WHAT YOU WILL DO> Read through the records below and copy each line that uses the word "table".

****************************************

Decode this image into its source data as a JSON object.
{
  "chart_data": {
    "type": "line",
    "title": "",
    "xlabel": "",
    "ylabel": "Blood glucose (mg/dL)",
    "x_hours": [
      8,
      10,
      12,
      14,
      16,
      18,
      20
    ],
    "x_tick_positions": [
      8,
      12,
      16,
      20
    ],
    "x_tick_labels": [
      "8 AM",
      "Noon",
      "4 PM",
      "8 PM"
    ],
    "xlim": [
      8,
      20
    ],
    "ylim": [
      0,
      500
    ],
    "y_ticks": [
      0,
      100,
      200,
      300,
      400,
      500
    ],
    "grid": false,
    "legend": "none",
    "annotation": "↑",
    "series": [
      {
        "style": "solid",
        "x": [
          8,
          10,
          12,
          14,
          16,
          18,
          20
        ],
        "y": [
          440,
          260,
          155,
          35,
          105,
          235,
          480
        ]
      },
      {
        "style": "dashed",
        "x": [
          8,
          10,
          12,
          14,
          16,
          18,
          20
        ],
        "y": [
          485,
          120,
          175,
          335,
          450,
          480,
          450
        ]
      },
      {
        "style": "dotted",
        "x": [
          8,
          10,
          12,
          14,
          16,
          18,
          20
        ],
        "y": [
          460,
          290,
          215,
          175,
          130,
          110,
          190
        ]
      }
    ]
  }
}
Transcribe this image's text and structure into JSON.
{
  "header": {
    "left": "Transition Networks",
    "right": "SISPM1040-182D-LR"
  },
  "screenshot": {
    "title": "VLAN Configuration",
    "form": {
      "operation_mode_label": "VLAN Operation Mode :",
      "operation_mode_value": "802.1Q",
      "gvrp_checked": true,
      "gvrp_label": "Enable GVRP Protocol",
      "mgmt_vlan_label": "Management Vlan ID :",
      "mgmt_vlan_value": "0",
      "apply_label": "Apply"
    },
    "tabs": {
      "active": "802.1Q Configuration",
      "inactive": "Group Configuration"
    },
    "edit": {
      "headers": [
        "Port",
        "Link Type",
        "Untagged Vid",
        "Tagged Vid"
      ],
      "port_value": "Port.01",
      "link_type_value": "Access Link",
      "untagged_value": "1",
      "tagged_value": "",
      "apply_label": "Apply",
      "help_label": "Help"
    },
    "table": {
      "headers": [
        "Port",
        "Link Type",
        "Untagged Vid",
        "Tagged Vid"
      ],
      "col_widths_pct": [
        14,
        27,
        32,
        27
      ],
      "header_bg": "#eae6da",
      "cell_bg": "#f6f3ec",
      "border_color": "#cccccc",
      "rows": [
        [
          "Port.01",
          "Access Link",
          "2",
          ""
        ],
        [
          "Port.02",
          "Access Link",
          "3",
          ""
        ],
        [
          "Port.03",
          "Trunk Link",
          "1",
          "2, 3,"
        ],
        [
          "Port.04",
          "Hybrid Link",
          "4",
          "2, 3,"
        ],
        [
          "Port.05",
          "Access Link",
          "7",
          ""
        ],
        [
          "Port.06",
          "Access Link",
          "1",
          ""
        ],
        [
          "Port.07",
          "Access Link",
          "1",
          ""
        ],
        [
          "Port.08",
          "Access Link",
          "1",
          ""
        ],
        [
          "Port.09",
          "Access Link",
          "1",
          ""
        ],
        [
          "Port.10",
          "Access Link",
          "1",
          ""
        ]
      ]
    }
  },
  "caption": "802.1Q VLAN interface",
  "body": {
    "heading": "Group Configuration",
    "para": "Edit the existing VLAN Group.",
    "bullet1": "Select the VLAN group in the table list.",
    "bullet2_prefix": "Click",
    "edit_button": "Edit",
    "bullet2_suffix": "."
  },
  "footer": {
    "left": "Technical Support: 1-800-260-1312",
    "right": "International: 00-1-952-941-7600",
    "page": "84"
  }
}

****************************************

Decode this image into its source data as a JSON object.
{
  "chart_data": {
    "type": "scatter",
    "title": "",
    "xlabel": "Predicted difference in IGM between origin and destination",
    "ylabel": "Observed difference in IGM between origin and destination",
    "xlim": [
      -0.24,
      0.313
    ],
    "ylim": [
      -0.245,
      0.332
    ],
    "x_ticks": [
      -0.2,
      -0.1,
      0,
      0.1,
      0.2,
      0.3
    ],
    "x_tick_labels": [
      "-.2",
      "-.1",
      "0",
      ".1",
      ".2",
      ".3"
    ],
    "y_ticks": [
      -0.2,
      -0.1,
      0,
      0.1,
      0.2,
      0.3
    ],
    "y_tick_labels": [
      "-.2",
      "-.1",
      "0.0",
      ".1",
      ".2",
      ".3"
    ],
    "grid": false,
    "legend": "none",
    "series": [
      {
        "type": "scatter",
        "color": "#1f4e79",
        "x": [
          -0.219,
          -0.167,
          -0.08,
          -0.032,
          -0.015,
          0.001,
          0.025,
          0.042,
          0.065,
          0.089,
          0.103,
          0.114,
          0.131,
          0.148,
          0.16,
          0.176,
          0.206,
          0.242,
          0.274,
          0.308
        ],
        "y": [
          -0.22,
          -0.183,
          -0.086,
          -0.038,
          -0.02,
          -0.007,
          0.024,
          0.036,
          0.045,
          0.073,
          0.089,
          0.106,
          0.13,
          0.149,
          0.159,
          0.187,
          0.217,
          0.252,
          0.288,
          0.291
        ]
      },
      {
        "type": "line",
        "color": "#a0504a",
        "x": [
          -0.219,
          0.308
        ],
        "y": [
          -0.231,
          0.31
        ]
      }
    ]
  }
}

****************************************

SOLUTION FOR THIS TASK>
    "table": {
    "bullet1": "Select the VLAN group in the table list.",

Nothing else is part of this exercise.